** start of Data to process **
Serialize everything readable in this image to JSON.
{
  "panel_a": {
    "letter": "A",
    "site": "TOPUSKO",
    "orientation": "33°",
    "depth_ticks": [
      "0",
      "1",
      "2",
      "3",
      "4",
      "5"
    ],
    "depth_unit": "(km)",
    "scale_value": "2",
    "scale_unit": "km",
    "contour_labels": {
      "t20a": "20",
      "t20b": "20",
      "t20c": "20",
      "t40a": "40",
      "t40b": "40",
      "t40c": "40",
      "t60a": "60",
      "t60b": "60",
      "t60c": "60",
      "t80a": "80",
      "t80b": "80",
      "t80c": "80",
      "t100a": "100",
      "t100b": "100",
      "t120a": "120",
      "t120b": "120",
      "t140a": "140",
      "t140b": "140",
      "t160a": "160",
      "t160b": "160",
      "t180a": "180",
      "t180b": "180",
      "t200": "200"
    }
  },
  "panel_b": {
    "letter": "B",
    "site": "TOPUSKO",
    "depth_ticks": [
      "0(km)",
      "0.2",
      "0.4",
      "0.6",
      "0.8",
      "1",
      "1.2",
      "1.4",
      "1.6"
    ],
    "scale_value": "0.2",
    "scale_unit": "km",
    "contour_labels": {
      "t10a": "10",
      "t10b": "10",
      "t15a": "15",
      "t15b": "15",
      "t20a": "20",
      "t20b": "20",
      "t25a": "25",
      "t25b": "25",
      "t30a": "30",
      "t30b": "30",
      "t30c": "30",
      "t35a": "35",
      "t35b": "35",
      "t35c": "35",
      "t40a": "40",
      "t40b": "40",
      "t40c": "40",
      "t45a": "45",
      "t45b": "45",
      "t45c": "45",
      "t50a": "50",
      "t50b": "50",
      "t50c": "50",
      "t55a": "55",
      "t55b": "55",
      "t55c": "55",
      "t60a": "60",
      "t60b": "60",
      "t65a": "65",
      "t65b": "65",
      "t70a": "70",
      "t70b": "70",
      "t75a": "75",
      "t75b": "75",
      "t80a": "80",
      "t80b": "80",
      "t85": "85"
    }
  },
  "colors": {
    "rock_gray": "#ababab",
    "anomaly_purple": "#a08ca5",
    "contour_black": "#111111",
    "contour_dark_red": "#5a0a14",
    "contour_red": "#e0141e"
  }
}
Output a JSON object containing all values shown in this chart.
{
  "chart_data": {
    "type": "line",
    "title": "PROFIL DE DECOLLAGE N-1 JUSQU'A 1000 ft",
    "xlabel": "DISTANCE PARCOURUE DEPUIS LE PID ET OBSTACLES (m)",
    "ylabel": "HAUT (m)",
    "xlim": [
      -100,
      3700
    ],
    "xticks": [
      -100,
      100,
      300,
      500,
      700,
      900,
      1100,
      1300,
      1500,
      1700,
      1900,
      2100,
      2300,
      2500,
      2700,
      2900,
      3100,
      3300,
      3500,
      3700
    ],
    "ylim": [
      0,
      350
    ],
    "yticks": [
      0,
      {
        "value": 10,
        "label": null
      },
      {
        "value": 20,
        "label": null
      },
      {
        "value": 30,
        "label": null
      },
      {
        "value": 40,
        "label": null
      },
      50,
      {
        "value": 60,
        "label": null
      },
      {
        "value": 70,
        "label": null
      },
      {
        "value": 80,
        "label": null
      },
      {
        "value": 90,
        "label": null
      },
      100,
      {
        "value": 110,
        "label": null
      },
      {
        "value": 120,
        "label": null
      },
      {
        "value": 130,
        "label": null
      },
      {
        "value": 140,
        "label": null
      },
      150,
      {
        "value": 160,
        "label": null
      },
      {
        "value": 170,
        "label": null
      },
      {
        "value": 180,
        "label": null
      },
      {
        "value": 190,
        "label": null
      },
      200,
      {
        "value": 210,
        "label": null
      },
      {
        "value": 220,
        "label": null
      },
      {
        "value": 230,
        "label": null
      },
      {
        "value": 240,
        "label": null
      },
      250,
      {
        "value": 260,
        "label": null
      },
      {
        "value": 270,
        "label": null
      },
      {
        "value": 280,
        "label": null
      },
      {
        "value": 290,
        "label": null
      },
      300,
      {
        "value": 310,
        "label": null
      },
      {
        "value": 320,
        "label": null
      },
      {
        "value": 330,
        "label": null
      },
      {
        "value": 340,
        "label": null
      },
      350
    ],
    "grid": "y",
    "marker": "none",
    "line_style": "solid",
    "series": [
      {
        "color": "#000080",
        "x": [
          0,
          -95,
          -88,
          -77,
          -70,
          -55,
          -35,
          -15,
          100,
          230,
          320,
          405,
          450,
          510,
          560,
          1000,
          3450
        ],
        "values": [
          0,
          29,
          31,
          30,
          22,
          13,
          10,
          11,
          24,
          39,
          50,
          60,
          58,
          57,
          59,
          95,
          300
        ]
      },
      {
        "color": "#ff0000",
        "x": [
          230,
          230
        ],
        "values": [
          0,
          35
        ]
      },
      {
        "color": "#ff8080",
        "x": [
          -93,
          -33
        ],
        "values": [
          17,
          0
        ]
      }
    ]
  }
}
** end of Data to process **
**Goal**.
Each line of the material above must be retyped precisely.

**Task solution**.
Serialize everything readable in this image to JSON.
{
  "panel_a": {
    "letter": "A",
    "site": "TOPUSKO",
    "orientation": "33°",
    "depth_ticks": [
      "0",
      "1",
      "2",
      "3",
      "4",
      "5"
    ],
    "depth_unit": "(km)",
    "scale_value": "2",
    "scale_unit": "km",
    "contour_labels": {
      "t20a": "20",
      "t20b": "20",
      "t20c": "20",
      "t40a": "40",
      "t40b": "40",
      "t40c": "40",
      "t60a": "60",
      "t60b": "60",
      "t60c": "60",
      "t80a": "80",
      "t80b": "80",
      "t80c": "80",
      "t100a": "100",
      "t100b": "100",
      "t120a": "120",
      "t120b": "120",
      "t140a": "140",
      "t140b": "140",
      "t160a": "160",
      "t160b": "160",
      "t180a": "180",
      "t180b": "180",
      "t200": "200"
    }
  },
  "panel_b": {
    "letter": "B",
    "site": "TOPUSKO",
    "depth_ticks": [
      "0(km)",
      "0.2",
      "0.4",
      "0.6",
      "0.8",
      "1",
      "1.2",
      "1.4",
      "1.6"
    ],
    "scale_value": "0.2",
    "scale_unit": "km",
    "contour_labels": {
      "t10a": "10",
      "t10b": "10",
      "t15a": "15",
      "t15b": "15",
      "t20a": "20",
      "t20b": "20",
      "t25a": "25",
      "t25b": "25",
      "t30a": "30",
      "t30b": "30",
      "t30c": "30",
      "t35a": "35",
      "t35b": "35",
      "t35c": "35",
      "t40a": "40",
      "t40b": "40",
      "t40c": "40",
      "t45a": "45",
      "t45b": "45",
      "t45c": "45",
      "t50a": "50",
      "t50b": "50",
      "t50c": "50",
      "t55a": "55",
      "t55b": "55",
      "t55c": "55",
      "t60a": "60",
      "t60b": "60",
      "t65a": "65",
      "t65b": "65",
      "t70a": "70",
      "t70b": "70",
      "t75a": "75",
      "t75b": "75",
      "t80a": "80",
      "t80b": "80",
      "t85": "85"
    }
  },
  "colors": {
    "rock_gray": "#ababab",
    "anomaly_purple": "#a08ca5",
    "contour_black": "#111111",
    "contour_dark_red": "#5a0a14",
    "contour_red": "#e0141e"
  }
}
Output a JSON object containing all values shown in this chart.
{
  "chart_data": {
    "type": "line",
    "title": "PROFIL DE DECOLLAGE N-1 JUSQU'A 1000 ft",
    "xlabel": "DISTANCE PARCOURUE DEPUIS LE PID ET OBSTACLES (m)",
    "ylabel": "HAUT (m)",
    "xlim": [
      -100,
      3700
    ],
    "xticks": [
      -100,
      100,
      300,
      500,
      700,
      900,
      1100,
      1300,
      1500,
      1700,
      1900,
      2100,
      2300,
      2500,
      2700,
      2900,
      3100,
      3300,
      3500,
      3700
    ],
    "ylim": [
      0,
      350
    ],
    "yticks": [
      0,
      {
        "value": 10,
        "label": null
      },
      {
        "value": 20,
        "label": null
      },
      {
        "value": 30,
        "label": null
      },
      {
        "value": 40,
        "label": null
      },
      50,
      {
        "value": 60,
        "label": null
      },
      {
        "value": 70,
        "label": null
      },
      {
        "value": 80,
        "label": null
      },
      {
        "value": 90,
        "label": null
      },
      100,
      {
        "value": 110,
        "label": null
      },
      {
        "value": 120,
        "label": null
      },
      {
        "value": 130,
        "label": null
      },
      {
        "value": 140,
        "label": null
      },
      150,
      {
        "value": 160,
        "label": null
      },
      {
        "value": 170,
        "label": null
      },
      {
        "value": 180,
        "label": null
      },
      {
        "value": 190,
        "label": null
      },
      200,
      {
        "value": 210,
        "label": null
      },
      {
        "value": 220,
        "label": null
      },
      {
        "value": 230,
        "label": null
      },
      {
        "value": 240,
        "label": null
      },
      250,
      {
        "value": 260,
        "label": null
      },
      {
        "value": 270,
        "label": null
      },
      {
        "value": 280,
        "label": null
      },
      {
        "value": 290,
        "label": null
      },
      300,
      {
        "value": 310,
        "label": null
      },
      {
        "value": 320,
        "label": null
      },
      {
        "value": 330,
        "label": null
      },
      {
        "value": 340,
        "label": null
      },
      350
    ],
    "grid": "y",
    "marker": "none",
    "line_style": "solid",
    "series": [
      {
        "color": "#000080",
        "x": [
          0,
          -95,
          -88,
          -77,
          -70,
          -55,
          -35,
          -15,
          100,
          230,
          320,
          405,
          450,
          510,
          560,
          1000,
          3450
        ],
        "values": [
          0,
          29,
          31,
          30,
          22,
          13,
          10,
          11,
          24,
          39,
          50,
          60,
          58,
          57,
          59,
          95,
          300
        ]
      },
      {
        "color": "#ff0000",
        "x": [
          230,
          230
        ],
        "values": [
          0,
          35
        ]
      },
      {
        "color": "#ff8080",
        "x": [
          -93,
          -33
        ],
        "values": [
          17,
          0
        ]
      }
    ]
  }
}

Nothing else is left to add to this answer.